▶ Provided records:
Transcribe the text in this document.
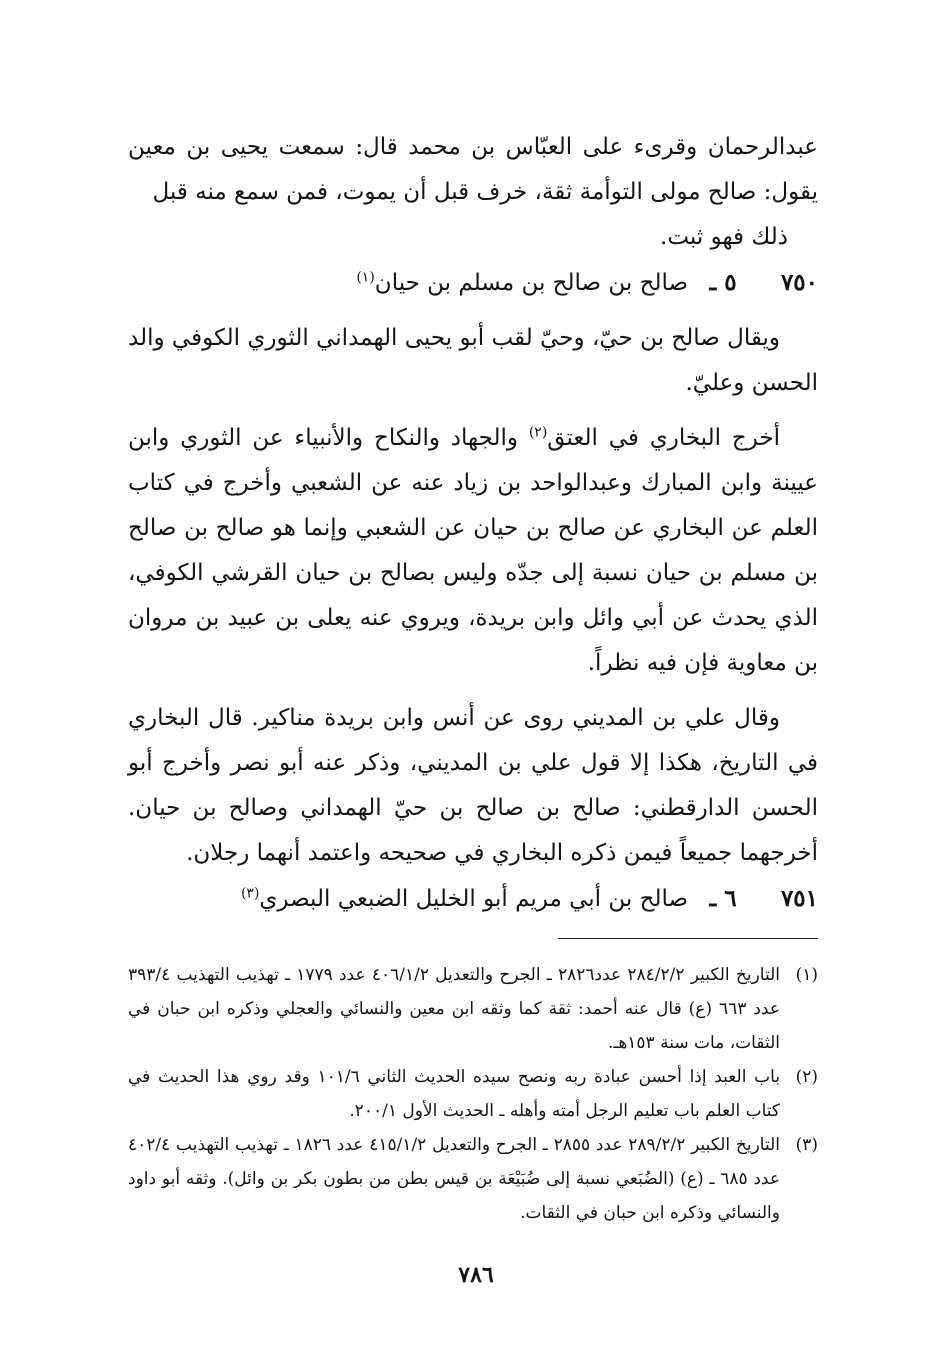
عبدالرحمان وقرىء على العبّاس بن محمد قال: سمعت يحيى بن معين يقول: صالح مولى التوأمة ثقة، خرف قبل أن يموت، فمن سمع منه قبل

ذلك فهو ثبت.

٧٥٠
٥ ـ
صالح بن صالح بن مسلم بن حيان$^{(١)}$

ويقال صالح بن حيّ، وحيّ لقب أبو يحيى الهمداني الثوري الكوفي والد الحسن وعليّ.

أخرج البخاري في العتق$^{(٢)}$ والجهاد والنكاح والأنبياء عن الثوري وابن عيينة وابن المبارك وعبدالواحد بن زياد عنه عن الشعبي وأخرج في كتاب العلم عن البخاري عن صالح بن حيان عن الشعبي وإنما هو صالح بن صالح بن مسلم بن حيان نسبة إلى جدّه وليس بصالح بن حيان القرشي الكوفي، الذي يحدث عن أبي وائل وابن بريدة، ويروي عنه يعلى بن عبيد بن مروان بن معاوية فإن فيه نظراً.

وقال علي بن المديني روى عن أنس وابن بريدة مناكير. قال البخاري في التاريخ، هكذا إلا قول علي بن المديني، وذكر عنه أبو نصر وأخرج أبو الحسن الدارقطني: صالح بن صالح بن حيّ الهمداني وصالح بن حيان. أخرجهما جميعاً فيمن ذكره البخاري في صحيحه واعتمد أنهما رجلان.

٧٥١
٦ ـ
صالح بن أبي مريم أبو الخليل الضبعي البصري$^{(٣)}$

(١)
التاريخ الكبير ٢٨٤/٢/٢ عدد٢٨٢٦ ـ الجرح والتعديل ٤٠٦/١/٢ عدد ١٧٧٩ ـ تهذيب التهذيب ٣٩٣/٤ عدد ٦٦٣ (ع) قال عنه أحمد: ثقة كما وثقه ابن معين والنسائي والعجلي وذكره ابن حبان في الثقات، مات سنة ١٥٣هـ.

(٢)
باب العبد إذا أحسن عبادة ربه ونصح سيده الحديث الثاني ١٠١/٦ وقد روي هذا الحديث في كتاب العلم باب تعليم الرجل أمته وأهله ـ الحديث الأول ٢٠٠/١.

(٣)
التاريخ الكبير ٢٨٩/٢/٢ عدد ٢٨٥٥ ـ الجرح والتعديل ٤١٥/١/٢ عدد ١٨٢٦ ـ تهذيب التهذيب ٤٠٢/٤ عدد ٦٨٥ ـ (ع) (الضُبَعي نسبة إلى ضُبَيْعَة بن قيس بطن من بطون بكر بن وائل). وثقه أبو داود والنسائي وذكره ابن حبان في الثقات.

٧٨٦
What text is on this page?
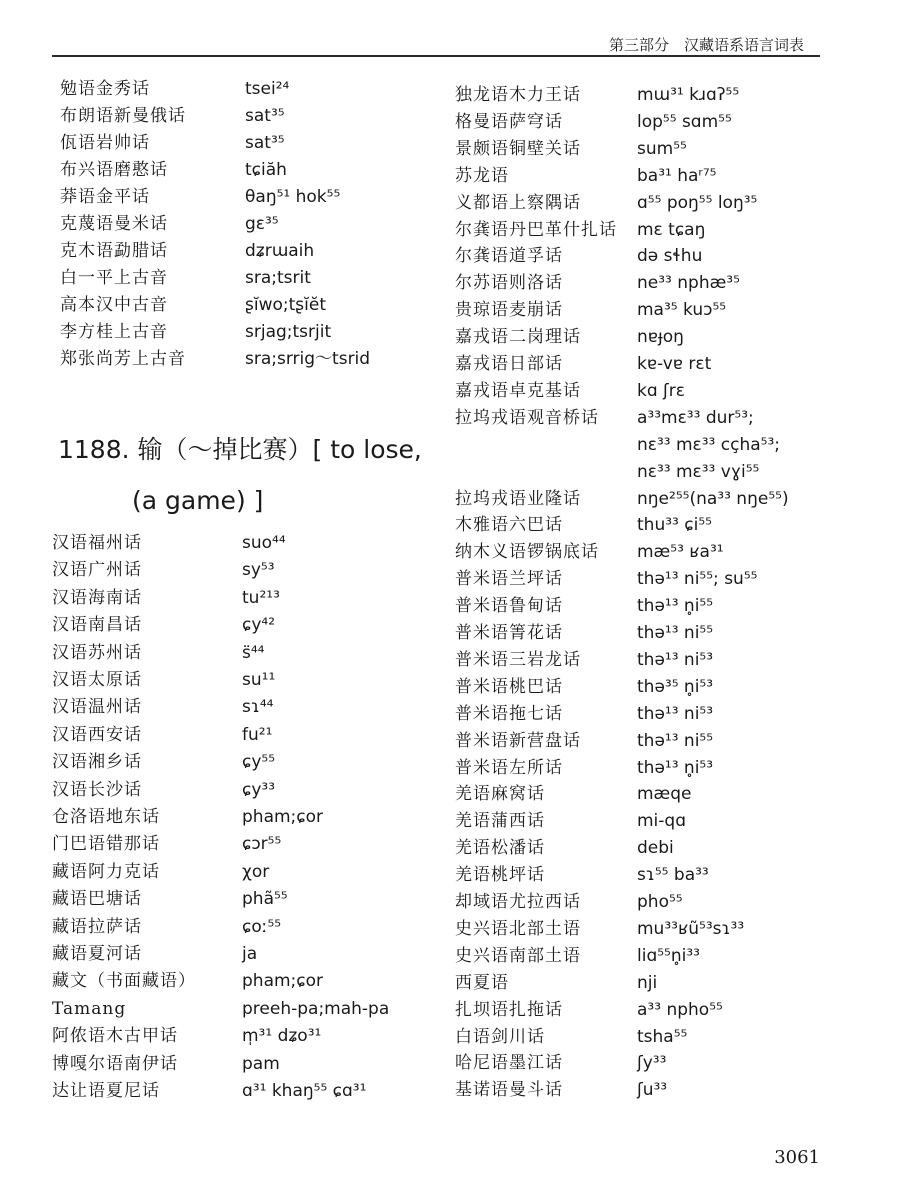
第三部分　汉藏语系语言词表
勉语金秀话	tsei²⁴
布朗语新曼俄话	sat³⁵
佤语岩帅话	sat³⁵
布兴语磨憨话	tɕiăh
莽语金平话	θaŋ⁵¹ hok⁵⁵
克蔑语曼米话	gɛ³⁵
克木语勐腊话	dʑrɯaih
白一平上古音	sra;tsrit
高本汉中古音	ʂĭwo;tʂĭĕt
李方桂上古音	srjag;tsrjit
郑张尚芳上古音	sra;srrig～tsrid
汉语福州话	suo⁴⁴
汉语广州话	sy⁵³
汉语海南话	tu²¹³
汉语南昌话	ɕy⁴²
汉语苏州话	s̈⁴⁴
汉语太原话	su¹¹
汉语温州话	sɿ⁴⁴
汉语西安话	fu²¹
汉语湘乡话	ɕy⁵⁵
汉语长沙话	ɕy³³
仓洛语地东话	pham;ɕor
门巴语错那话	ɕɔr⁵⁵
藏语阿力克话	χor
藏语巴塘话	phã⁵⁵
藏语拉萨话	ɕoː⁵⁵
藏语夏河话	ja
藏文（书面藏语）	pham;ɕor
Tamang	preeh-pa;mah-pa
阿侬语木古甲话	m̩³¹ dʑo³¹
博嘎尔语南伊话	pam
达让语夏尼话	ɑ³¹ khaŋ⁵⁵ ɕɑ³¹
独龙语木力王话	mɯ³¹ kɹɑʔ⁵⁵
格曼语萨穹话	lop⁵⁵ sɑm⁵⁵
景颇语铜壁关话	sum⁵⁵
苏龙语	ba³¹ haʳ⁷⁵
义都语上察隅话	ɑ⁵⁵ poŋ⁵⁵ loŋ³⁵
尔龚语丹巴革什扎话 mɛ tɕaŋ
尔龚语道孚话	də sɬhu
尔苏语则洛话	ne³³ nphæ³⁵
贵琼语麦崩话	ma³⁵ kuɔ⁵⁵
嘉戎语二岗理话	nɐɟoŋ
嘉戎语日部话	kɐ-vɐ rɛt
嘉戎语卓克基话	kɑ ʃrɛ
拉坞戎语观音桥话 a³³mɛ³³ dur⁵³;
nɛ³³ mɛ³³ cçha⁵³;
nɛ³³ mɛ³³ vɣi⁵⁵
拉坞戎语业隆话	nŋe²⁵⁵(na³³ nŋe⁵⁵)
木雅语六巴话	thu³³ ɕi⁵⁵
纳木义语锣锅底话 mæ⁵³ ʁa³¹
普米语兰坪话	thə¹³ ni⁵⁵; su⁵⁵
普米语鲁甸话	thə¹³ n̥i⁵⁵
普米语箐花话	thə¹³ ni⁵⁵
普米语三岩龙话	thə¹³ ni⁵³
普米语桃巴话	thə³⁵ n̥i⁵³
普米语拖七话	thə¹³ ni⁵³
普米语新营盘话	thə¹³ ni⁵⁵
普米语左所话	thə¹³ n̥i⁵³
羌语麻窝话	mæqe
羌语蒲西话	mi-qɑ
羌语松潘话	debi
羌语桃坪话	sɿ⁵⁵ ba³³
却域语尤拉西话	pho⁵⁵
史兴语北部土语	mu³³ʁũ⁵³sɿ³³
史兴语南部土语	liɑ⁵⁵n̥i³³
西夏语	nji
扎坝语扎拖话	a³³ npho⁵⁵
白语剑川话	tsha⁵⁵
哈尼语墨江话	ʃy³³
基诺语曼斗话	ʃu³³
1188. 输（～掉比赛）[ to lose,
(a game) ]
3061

▶ Task details: Copy each line from the data above that includes "ni⁵³".

▶ Solution for this problem:
普米语三岩龙话	thə¹³ ni⁵³
普米语拖七话	thə¹³ ni⁵³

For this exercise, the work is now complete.